Begin DATA PROVIDED

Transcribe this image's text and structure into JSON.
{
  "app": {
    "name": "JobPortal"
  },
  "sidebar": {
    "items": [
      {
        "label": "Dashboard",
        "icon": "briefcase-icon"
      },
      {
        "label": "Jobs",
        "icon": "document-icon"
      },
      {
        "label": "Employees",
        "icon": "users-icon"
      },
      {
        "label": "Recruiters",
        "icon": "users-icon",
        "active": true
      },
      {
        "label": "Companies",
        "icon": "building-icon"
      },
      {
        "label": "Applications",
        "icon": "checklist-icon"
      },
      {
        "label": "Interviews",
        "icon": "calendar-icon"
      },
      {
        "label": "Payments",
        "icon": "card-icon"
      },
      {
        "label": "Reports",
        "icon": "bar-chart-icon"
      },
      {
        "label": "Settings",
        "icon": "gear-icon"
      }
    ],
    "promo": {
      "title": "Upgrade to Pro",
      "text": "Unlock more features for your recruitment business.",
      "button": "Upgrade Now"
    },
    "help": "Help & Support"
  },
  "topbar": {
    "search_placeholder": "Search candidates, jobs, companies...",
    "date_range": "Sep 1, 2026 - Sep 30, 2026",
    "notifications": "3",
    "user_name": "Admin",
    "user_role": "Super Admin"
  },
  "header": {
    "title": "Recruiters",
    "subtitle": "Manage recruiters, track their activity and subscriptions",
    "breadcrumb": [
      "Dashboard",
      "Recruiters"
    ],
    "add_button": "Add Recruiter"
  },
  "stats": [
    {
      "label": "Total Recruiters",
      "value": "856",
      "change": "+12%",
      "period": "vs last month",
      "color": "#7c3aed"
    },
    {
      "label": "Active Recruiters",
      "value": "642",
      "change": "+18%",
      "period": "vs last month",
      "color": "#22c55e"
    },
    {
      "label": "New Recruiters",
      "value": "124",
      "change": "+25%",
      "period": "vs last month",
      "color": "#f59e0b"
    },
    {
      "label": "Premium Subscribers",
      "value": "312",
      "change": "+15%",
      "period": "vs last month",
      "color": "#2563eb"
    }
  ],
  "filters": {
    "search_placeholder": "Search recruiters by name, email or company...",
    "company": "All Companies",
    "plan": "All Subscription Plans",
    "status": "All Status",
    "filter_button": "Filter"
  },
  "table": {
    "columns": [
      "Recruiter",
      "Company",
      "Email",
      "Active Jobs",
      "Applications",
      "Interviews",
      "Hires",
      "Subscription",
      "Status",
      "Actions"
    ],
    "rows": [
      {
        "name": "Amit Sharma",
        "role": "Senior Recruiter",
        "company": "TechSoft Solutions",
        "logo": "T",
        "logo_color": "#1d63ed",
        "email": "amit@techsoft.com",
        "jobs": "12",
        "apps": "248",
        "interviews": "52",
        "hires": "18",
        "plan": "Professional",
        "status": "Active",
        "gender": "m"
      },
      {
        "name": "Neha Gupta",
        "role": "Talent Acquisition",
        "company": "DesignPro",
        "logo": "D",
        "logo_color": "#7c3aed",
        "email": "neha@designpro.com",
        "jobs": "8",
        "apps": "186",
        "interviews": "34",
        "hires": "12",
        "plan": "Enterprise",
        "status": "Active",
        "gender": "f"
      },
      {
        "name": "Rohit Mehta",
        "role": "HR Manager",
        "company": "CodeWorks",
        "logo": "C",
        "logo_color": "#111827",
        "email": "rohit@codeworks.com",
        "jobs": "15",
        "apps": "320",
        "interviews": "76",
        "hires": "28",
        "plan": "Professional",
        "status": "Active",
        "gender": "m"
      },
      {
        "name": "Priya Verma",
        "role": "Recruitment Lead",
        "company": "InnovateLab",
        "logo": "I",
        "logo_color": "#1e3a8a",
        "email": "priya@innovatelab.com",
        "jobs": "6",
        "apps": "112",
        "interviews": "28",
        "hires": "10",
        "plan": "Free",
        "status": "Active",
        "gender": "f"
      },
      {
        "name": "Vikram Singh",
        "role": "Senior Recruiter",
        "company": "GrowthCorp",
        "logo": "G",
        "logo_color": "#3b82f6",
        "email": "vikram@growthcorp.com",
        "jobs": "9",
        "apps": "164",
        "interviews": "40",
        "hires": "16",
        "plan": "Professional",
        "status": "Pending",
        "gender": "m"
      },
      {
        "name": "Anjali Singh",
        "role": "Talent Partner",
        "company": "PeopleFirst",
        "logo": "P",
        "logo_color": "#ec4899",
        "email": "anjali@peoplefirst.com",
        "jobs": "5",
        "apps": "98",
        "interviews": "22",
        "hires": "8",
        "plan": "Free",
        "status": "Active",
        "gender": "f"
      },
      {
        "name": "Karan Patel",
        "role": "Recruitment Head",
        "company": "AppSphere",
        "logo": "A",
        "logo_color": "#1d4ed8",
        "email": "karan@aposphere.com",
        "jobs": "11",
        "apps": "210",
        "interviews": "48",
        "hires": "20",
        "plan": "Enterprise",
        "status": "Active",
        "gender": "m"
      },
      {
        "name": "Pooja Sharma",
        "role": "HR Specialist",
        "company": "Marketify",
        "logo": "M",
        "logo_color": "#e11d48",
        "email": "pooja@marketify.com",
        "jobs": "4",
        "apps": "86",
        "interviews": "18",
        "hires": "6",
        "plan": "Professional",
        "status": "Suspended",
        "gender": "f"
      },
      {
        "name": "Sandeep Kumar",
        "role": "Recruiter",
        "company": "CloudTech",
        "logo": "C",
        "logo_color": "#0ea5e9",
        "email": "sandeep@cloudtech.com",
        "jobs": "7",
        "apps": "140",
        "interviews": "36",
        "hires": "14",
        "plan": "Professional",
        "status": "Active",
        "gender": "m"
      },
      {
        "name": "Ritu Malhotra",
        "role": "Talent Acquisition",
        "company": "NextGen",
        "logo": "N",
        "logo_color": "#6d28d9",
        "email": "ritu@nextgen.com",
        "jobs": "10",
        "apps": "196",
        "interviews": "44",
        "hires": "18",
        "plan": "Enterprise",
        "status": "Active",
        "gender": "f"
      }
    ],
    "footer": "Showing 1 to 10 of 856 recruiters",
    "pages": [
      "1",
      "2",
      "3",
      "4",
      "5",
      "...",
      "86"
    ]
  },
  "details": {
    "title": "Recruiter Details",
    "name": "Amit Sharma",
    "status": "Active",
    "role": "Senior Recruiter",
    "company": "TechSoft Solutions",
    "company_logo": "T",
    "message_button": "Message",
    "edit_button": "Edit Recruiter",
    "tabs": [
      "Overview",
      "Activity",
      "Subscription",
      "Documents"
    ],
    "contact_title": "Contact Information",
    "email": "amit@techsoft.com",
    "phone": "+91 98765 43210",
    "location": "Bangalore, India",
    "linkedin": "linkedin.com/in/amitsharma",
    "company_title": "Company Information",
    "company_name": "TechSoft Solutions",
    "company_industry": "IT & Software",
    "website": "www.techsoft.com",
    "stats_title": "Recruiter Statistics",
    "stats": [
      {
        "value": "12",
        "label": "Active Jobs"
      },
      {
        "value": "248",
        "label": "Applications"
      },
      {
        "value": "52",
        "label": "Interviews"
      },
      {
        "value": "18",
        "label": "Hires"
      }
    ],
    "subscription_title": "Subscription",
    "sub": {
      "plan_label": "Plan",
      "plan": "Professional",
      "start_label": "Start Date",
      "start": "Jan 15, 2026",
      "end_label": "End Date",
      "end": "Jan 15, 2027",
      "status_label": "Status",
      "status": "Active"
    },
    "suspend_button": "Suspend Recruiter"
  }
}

End DATA PROVIDED

Your task is to list each line of the records with the word "icon".

### SOLUTION TO THE EXERCISE
        "icon": "briefcase-icon"
        "icon": "document-icon"
        "icon": "users-icon"
        "icon": "users-icon",
        "icon": "building-icon"
        "icon": "checklist-icon"
        "icon": "calendar-icon"
        "icon": "card-icon"
        "icon": "bar-chart-icon"
        "icon": "gear-icon"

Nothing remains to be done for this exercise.